*TASK STATEMENT:* Below is a set of records; restate each one word for word.

----------

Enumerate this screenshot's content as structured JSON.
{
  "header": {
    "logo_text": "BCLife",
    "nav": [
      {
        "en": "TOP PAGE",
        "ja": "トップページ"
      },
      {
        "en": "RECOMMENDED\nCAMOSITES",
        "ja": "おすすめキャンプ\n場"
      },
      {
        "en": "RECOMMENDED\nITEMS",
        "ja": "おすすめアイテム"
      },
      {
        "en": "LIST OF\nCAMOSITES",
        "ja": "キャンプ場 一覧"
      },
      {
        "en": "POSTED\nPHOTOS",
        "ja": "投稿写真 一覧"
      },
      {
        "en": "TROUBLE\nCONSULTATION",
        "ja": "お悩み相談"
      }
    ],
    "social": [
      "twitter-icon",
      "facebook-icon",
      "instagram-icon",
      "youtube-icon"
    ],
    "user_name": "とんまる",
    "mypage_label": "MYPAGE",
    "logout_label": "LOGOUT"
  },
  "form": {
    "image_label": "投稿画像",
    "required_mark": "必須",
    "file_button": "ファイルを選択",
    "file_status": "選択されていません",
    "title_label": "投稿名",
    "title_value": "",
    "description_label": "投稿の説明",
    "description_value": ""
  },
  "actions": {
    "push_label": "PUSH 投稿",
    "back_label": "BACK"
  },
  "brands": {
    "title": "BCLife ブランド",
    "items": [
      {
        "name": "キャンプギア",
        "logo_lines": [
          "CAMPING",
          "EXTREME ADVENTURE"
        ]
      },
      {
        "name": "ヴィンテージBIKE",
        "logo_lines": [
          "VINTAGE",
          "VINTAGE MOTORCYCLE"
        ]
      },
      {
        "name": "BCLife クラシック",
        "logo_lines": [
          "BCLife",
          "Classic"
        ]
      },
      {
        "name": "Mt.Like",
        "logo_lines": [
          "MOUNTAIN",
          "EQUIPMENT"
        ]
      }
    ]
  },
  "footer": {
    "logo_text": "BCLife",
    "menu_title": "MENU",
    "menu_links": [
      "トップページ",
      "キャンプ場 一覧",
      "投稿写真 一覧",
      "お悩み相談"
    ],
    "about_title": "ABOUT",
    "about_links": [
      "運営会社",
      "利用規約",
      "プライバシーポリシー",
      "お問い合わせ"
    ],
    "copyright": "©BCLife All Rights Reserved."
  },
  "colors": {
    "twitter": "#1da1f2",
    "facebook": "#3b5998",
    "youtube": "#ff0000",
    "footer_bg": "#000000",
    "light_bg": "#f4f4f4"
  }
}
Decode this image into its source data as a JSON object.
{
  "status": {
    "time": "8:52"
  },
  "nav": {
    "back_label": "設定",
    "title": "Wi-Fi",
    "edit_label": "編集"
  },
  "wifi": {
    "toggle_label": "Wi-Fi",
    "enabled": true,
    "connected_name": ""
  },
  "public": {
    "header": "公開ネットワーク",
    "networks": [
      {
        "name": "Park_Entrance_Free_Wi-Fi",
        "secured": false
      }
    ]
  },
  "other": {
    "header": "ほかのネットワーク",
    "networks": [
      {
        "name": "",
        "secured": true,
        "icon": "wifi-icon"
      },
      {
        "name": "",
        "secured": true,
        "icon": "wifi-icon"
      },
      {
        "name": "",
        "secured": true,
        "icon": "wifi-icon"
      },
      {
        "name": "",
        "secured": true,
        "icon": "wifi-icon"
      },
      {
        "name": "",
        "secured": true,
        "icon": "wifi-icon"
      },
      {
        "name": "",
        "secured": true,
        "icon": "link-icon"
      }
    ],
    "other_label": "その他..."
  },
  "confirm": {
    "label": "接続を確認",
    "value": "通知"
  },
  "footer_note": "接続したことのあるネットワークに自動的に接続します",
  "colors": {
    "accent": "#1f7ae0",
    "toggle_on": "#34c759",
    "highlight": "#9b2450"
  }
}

----------

*THE ANSWER:*
Enumerate this screenshot's content as structured JSON.
{
  "header": {
    "logo_text": "BCLife",
    "nav": [
      {
        "en": "TOP PAGE",
        "ja": "トップページ"
      },
      {
        "en": "RECOMMENDED\nCAMOSITES",
        "ja": "おすすめキャンプ\n場"
      },
      {
        "en": "RECOMMENDED\nITEMS",
        "ja": "おすすめアイテム"
      },
      {
        "en": "LIST OF\nCAMOSITES",
        "ja": "キャンプ場 一覧"
      },
      {
        "en": "POSTED\nPHOTOS",
        "ja": "投稿写真 一覧"
      },
      {
        "en": "TROUBLE\nCONSULTATION",
        "ja": "お悩み相談"
      }
    ],
    "social": [
      "twitter-icon",
      "facebook-icon",
      "instagram-icon",
      "youtube-icon"
    ],
    "user_name": "とんまる",
    "mypage_label": "MYPAGE",
    "logout_label": "LOGOUT"
  },
  "form": {
    "image_label": "投稿画像",
    "required_mark": "必須",
    "file_button": "ファイルを選択",
    "file_status": "選択されていません",
    "title_label": "投稿名",
    "title_value": "",
    "description_label": "投稿の説明",
    "description_value": ""
  },
  "actions": {
    "push_label": "PUSH 投稿",
    "back_label": "BACK"
  },
  "brands": {
    "title": "BCLife ブランド",
    "items": [
      {
        "name": "キャンプギア",
        "logo_lines": [
          "CAMPING",
          "EXTREME ADVENTURE"
        ]
      },
      {
        "name": "ヴィンテージBIKE",
        "logo_lines": [
          "VINTAGE",
          "VINTAGE MOTORCYCLE"
        ]
      },
      {
        "name": "BCLife クラシック",
        "logo_lines": [
          "BCLife",
          "Classic"
        ]
      },
      {
        "name": "Mt.Like",
        "logo_lines": [
          "MOUNTAIN",
          "EQUIPMENT"
        ]
      }
    ]
  },
  "footer": {
    "logo_text": "BCLife",
    "menu_title": "MENU",
    "menu_links": [
      "トップページ",
      "キャンプ場 一覧",
      "投稿写真 一覧",
      "お悩み相談"
    ],
    "about_title": "ABOUT",
    "about_links": [
      "運営会社",
      "利用規約",
      "プライバシーポリシー",
      "お問い合わせ"
    ],
    "copyright": "©BCLife All Rights Reserved."
  },
  "colors": {
    "twitter": "#1da1f2",
    "facebook": "#3b5998",
    "youtube": "#ff0000",
    "footer_bg": "#000000",
    "light_bg": "#f4f4f4"
  }
}
Decode this image into its source data as a JSON object.
{
  "status": {
    "time": "8:52"
  },
  "nav": {
    "back_label": "設定",
    "title": "Wi-Fi",
    "edit_label": "編集"
  },
  "wifi": {
    "toggle_label": "Wi-Fi",
    "enabled": true,
    "connected_name": ""
  },
  "public": {
    "header": "公開ネットワーク",
    "networks": [
      {
        "name": "Park_Entrance_Free_Wi-Fi",
        "secured": false
      }
    ]
  },
  "other": {
    "header": "ほかのネットワーク",
    "networks": [
      {
        "name": "",
        "secured": true,
        "icon": "wifi-icon"
      },
      {
        "name": "",
        "secured": true,
        "icon": "wifi-icon"
      },
      {
        "name": "",
        "secured": true,
        "icon": "wifi-icon"
      },
      {
        "name": "",
        "secured": true,
        "icon": "wifi-icon"
      },
      {
        "name": "",
        "secured": true,
        "icon": "wifi-icon"
      },
      {
        "name": "",
        "secured": true,
        "icon": "link-icon"
      }
    ],
    "other_label": "その他..."
  },
  "confirm": {
    "label": "接続を確認",
    "value": "通知"
  },
  "footer_note": "接続したことのあるネットワークに自動的に接続します",
  "colors": {
    "accent": "#1f7ae0",
    "toggle_on": "#34c759",
    "highlight": "#9b2450"
  }
}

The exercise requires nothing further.